Extract to read:
Keeping in mind that the market sets the price. I have many of these property managers on my side and they are quoting me truthfully the most they are able to pay. My biggest hurdle, and remember, I'm somewhat new to the paint game, is figuring our what to pay labor to my amigos and how low should I accept from the apt????

Another production (new homes) contractor said he is paying anywhere from 10-15 hour and 1099 our Mexican brothers. However, many of these hombres don't pay taxes and take off. Now Mich. has gotten tougher and is now starting to hold some of these contractors responsible for their taxes? How they can do this, I'm not sure. 

So what I have so far is.
1.Spray them.
2.See what you don't have to paint. Closets, ceilings, ect...
3. More input appreciated.... Thanks


----------



## RobertF (Jan 20, 2006)

I worked for a guy last year that did apartment flips for the landlords. He charged $800 for new paint and carpet in a two bedroom apartment. He and I could do an apartment in about four hours. He has a slick system for it, I'd go in and rip up the carpet and by the minute I was rolled out of his way he was already spraying the walls. After finishing the spraying we tossed down new carpet. Now granted this wasn't high quality work but it made the place look nice for the new tenant.


----------



## pntr_arch_cec82 (Feb 17, 2006)

I use to repaint apts for someone during the summer. I did them in the evenings or weekends so it wouldn't interfere with my day job. The guy use to give me $250CAN for a 2 bedroom. It would take me about 10hrs to do it. The things that took the most time were the damn closets! Sometimes I would also have to paint the kitchen cabninets inside and out. That was the worst. All in all it sucked. I wouln't wanna do it for long. What I wanna say is that you should make sure exactly what you have to paint. If your excluding closets and kitchen cabinetry than I don't think it's all that bad. If your spraying then that's even better.


----------



## JAARONC (Jan 16, 2005)

Instructions to follow:
Quote the forum thread on apartment repainting word for word, starting with "## RobertF (Jan" and going on through "(Feb 17, 2006)". The material after this point comes from a different source.

Source excerpt:

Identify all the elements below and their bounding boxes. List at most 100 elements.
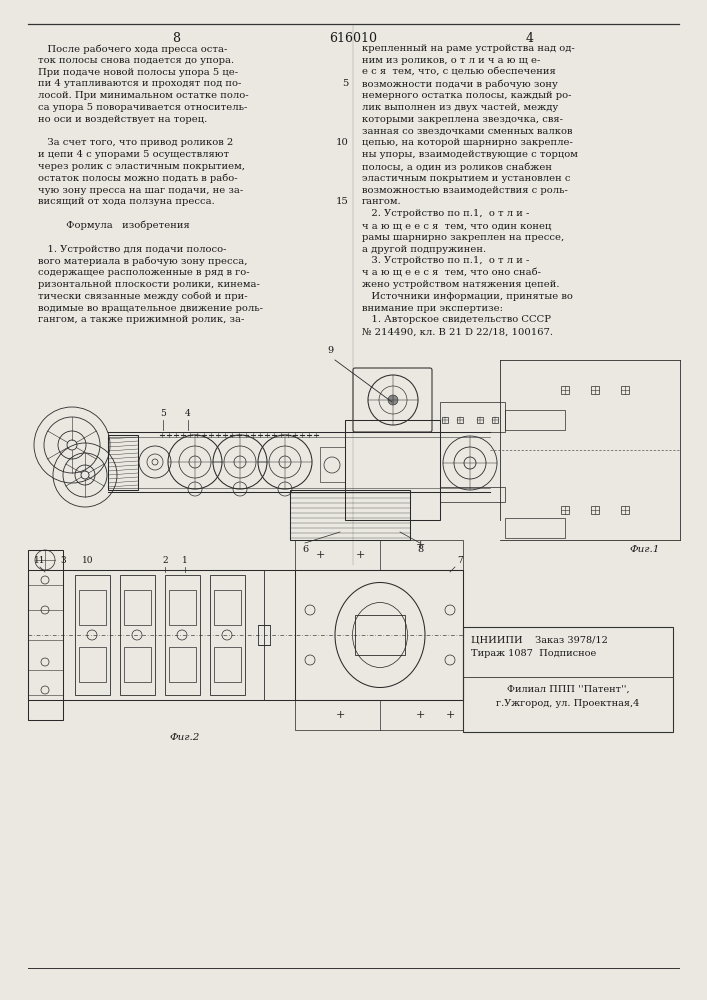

Answer in full:
## RobertF (Jan 20, 2006)

I worked for a guy last year that did apartment flips for the landlords. He charged $800 for new paint and carpet in a two bedroom apartment. He and I could do an apartment in about four hours. He has a slick system for it, I'd go in and rip up the carpet and by the minute I was rolled out of his way he was already spraying the walls. After finishing the spraying we tossed down new carpet. Now granted this wasn't high quality work but it made the place look nice for the new tenant.


----------



## pntr_arch_cec82 (Feb 17, 2006)